▸ Short exercise
Reproduce each of the following records line for line, with no changes.

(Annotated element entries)
-*-

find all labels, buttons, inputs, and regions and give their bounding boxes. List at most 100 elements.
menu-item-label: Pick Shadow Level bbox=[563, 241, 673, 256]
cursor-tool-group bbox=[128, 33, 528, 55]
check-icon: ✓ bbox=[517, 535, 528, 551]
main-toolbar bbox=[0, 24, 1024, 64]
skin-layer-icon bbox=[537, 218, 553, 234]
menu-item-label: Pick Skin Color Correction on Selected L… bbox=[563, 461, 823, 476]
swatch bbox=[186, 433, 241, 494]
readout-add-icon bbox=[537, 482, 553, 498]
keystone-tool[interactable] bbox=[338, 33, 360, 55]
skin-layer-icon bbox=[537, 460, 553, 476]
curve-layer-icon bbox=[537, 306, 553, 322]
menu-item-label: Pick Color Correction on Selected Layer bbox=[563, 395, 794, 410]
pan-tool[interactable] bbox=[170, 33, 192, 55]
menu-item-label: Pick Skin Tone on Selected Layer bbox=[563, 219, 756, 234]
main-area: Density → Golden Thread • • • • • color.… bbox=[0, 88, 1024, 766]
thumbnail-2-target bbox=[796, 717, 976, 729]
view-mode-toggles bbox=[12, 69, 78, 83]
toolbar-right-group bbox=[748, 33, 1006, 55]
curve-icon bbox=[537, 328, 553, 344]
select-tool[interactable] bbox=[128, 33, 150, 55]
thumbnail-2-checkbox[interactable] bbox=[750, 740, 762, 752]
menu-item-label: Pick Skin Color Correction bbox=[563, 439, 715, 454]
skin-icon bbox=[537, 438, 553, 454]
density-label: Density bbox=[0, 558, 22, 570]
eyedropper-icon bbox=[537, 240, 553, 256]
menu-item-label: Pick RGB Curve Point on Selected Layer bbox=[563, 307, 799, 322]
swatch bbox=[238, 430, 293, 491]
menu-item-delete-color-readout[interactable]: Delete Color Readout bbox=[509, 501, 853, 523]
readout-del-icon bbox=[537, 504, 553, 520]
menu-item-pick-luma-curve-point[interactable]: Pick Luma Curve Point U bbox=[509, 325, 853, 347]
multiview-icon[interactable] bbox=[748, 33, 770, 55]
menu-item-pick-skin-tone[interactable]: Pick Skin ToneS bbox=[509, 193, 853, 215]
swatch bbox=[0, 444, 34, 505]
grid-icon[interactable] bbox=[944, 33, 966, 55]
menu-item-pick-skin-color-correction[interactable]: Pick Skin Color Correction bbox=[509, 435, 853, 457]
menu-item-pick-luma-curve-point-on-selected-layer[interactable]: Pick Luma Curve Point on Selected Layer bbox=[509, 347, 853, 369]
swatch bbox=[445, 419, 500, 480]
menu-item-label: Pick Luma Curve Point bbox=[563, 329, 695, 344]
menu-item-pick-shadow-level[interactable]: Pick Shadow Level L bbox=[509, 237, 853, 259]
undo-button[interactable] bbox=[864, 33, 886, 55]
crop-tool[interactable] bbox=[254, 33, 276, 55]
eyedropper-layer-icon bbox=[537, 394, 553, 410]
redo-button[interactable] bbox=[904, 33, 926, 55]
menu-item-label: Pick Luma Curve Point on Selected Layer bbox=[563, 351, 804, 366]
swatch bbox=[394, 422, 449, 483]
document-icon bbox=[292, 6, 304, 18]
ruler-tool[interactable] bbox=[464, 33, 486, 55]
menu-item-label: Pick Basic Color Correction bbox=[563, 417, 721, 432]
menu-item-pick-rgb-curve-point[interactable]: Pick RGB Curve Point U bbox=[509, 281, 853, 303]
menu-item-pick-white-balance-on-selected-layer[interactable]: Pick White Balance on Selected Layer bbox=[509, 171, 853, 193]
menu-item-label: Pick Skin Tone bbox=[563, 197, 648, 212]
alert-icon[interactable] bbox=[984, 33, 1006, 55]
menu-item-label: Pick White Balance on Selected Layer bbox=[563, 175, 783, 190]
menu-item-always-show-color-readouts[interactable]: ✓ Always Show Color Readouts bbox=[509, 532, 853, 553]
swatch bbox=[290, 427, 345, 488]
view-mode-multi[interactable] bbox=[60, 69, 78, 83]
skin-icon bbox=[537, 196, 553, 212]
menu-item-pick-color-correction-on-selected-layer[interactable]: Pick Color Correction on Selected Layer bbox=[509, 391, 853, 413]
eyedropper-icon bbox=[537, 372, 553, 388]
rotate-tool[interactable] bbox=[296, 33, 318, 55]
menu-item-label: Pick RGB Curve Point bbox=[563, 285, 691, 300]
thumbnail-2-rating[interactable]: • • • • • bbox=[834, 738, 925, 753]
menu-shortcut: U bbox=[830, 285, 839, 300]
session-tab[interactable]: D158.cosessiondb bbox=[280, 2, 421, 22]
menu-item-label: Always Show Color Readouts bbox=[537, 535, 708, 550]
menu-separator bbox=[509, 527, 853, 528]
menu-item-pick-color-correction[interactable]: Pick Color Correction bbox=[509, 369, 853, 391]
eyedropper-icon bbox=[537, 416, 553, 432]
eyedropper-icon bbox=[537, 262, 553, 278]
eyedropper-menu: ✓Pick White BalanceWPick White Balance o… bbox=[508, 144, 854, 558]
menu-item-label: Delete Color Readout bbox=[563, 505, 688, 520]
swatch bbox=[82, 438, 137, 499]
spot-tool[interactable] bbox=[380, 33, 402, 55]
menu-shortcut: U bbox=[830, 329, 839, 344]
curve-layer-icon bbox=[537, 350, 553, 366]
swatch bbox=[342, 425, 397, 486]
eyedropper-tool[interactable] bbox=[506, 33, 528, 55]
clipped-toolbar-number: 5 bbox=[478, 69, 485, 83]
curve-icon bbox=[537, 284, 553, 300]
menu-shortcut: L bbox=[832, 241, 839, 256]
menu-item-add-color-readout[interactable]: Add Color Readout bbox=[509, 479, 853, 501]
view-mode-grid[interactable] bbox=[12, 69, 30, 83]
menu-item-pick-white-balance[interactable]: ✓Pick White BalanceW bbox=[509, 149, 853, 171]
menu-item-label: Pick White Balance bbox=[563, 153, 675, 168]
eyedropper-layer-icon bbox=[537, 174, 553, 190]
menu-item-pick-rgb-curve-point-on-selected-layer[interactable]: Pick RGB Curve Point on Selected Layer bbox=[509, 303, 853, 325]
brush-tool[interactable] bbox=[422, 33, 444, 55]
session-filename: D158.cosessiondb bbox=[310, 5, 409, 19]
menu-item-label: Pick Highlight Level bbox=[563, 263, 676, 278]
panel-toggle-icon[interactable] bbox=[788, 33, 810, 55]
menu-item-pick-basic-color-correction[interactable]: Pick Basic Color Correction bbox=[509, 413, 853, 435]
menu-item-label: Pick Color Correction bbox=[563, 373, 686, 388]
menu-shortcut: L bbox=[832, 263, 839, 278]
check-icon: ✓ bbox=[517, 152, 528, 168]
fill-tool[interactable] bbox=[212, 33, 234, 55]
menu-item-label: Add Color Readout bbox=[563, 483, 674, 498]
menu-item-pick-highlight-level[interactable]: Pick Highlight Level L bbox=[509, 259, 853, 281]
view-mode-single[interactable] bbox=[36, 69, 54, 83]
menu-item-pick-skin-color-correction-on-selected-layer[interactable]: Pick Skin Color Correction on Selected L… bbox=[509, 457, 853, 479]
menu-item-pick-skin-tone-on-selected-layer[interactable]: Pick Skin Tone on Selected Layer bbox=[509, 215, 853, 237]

-*-

▸ Exercise response
find all labels, buttons, inputs, and regions and give their bounding boxes. List at most 100 elements.
menu-item-label: Pick Shadow Level bbox=[563, 241, 673, 256]
cursor-tool-group bbox=[128, 33, 528, 55]
check-icon: ✓ bbox=[517, 535, 528, 551]
main-toolbar bbox=[0, 24, 1024, 64]
skin-layer-icon bbox=[537, 218, 553, 234]
menu-item-label: Pick Skin Color Correction on Selected L… bbox=[563, 461, 823, 476]
swatch bbox=[186, 433, 241, 494]
readout-add-icon bbox=[537, 482, 553, 498]
keystone-tool[interactable] bbox=[338, 33, 360, 55]
skin-layer-icon bbox=[537, 460, 553, 476]
curve-layer-icon bbox=[537, 306, 553, 322]
menu-item-label: Pick Color Correction on Selected Layer bbox=[563, 395, 794, 410]
pan-tool[interactable] bbox=[170, 33, 192, 55]
menu-item-label: Pick Skin Tone on Selected Layer bbox=[563, 219, 756, 234]
main-area: Density → Golden Thread • • • • • color.… bbox=[0, 88, 1024, 766]
thumbnail-2-target bbox=[796, 717, 976, 729]
view-mode-toggles bbox=[12, 69, 78, 83]
toolbar-right-group bbox=[748, 33, 1006, 55]
curve-icon bbox=[537, 328, 553, 344]
select-tool[interactable] bbox=[128, 33, 150, 55]
thumbnail-2-checkbox[interactable] bbox=[750, 740, 762, 752]
menu-item-label: Pick Skin Color Correction bbox=[563, 439, 715, 454]
skin-icon bbox=[537, 438, 553, 454]
density-label: Density bbox=[0, 558, 22, 570]
eyedropper-icon bbox=[537, 240, 553, 256]
menu-item-label: Pick RGB Curve Point on Selected Layer bbox=[563, 307, 799, 322]
swatch bbox=[238, 430, 293, 491]
menu-item-delete-color-readout[interactable]: Delete Color Readout bbox=[509, 501, 853, 523]
readout-del-icon bbox=[537, 504, 553, 520]
menu-item-pick-luma-curve-point[interactable]: Pick Luma Curve Point U bbox=[509, 325, 853, 347]
multiview-icon[interactable] bbox=[748, 33, 770, 55]
menu-item-pick-skin-tone[interactable]: Pick Skin ToneS bbox=[509, 193, 853, 215]
swatch bbox=[0, 444, 34, 505]
grid-icon[interactable] bbox=[944, 33, 966, 55]
menu-item-pick-skin-color-correction[interactable]: Pick Skin Color Correction bbox=[509, 435, 853, 457]
menu-item-pick-luma-curve-point-on-selected-layer[interactable]: Pick Luma Curve Point on Selected Layer bbox=[509, 347, 853, 369]
swatch bbox=[445, 419, 500, 480]
menu-item-label: Pick Luma Curve Point bbox=[563, 329, 695, 344]
menu-item-pick-shadow-level[interactable]: Pick Shadow Level L bbox=[509, 237, 853, 259]
undo-button[interactable] bbox=[864, 33, 886, 55]
crop-tool[interactable] bbox=[254, 33, 276, 55]
eyedropper-layer-icon bbox=[537, 394, 553, 410]
redo-button[interactable] bbox=[904, 33, 926, 55]
menu-item-label: Pick Luma Curve Point on Selected Layer bbox=[563, 351, 804, 366]
swatch bbox=[394, 422, 449, 483]
document-icon bbox=[292, 6, 304, 18]
ruler-tool[interactable] bbox=[464, 33, 486, 55]
menu-item-label: Pick Basic Color Correction bbox=[563, 417, 721, 432]
menu-item-pick-rgb-curve-point[interactable]: Pick RGB Curve Point U bbox=[509, 281, 853, 303]
menu-item-pick-white-balance-on-selected-layer[interactable]: Pick White Balance on Selected Layer bbox=[509, 171, 853, 193]
menu-item-label: Pick Skin Tone bbox=[563, 197, 648, 212]
alert-icon[interactable] bbox=[984, 33, 1006, 55]
menu-item-label: Pick White Balance on Selected Layer bbox=[563, 175, 783, 190]
menu-item-always-show-color-readouts[interactable]: ✓ Always Show Color Readouts bbox=[509, 532, 853, 553]
swatch bbox=[290, 427, 345, 488]
view-mode-multi[interactable] bbox=[60, 69, 78, 83]
skin-icon bbox=[537, 196, 553, 212]
menu-item-pick-color-correction-on-selected-layer[interactable]: Pick Color Correction on Selected Layer bbox=[509, 391, 853, 413]
eyedropper-icon bbox=[537, 372, 553, 388]
rotate-tool[interactable] bbox=[296, 33, 318, 55]
menu-item-label: Pick RGB Curve Point bbox=[563, 285, 691, 300]
thumbnail-2-rating[interactable]: • • • • • bbox=[834, 738, 925, 753]
menu-shortcut: U bbox=[830, 285, 839, 300]
session-tab[interactable]: D158.cosessiondb bbox=[280, 2, 421, 22]
menu-item-label: Always Show Color Readouts bbox=[537, 535, 708, 550]
menu-separator bbox=[509, 527, 853, 528]
menu-item-pick-color-correction[interactable]: Pick Color Correction bbox=[509, 369, 853, 391]
eyedropper-icon bbox=[537, 416, 553, 432]
eyedropper-icon bbox=[537, 262, 553, 278]
eyedropper-menu: ✓Pick White BalanceWPick White Balance o… bbox=[508, 144, 854, 558]
menu-item-label: Delete Color Readout bbox=[563, 505, 688, 520]
swatch bbox=[82, 438, 137, 499]
spot-tool[interactable] bbox=[380, 33, 402, 55]
menu-shortcut: U bbox=[830, 329, 839, 344]
curve-layer-icon bbox=[537, 350, 553, 366]
swatch bbox=[342, 425, 397, 486]
eyedropper-tool[interactable] bbox=[506, 33, 528, 55]
clipped-toolbar-number: 5 bbox=[478, 69, 485, 83]
curve-icon bbox=[537, 284, 553, 300]
menu-shortcut: L bbox=[832, 241, 839, 256]
menu-item-add-color-readout[interactable]: Add Color Readout bbox=[509, 479, 853, 501]
view-mode-grid[interactable] bbox=[12, 69, 30, 83]
menu-item-pick-white-balance[interactable]: ✓Pick White BalanceW bbox=[509, 149, 853, 171]
menu-item-label: Pick White Balance bbox=[563, 153, 675, 168]
eyedropper-layer-icon bbox=[537, 174, 553, 190]
menu-item-pick-rgb-curve-point-on-selected-layer[interactable]: Pick RGB Curve Point on Selected Layer bbox=[509, 303, 853, 325]
brush-tool[interactable] bbox=[422, 33, 444, 55]
session-filename: D158.cosessiondb bbox=[310, 5, 409, 19]
menu-item-label: Pick Highlight Level bbox=[563, 263, 676, 278]
panel-toggle-icon[interactable] bbox=[788, 33, 810, 55]
menu-item-pick-basic-color-correction[interactable]: Pick Basic Color Correction bbox=[509, 413, 853, 435]
menu-item-label: Pick Color Correction bbox=[563, 373, 686, 388]
menu-shortcut: L bbox=[832, 263, 839, 278]
check-icon: ✓ bbox=[517, 152, 528, 168]
fill-tool[interactable] bbox=[212, 33, 234, 55]
menu-item-label: Add Color Readout bbox=[563, 483, 674, 498]
menu-item-pick-highlight-level[interactable]: Pick Highlight Level L bbox=[509, 259, 853, 281]
view-mode-single[interactable] bbox=[36, 69, 54, 83]
menu-item-pick-skin-color-correction-on-selected-layer[interactable]: Pick Skin Color Correction on Selected L… bbox=[509, 457, 853, 479]
menu-item-pick-skin-tone-on-selected-layer[interactable]: Pick Skin Tone on Selected Layer bbox=[509, 215, 853, 237]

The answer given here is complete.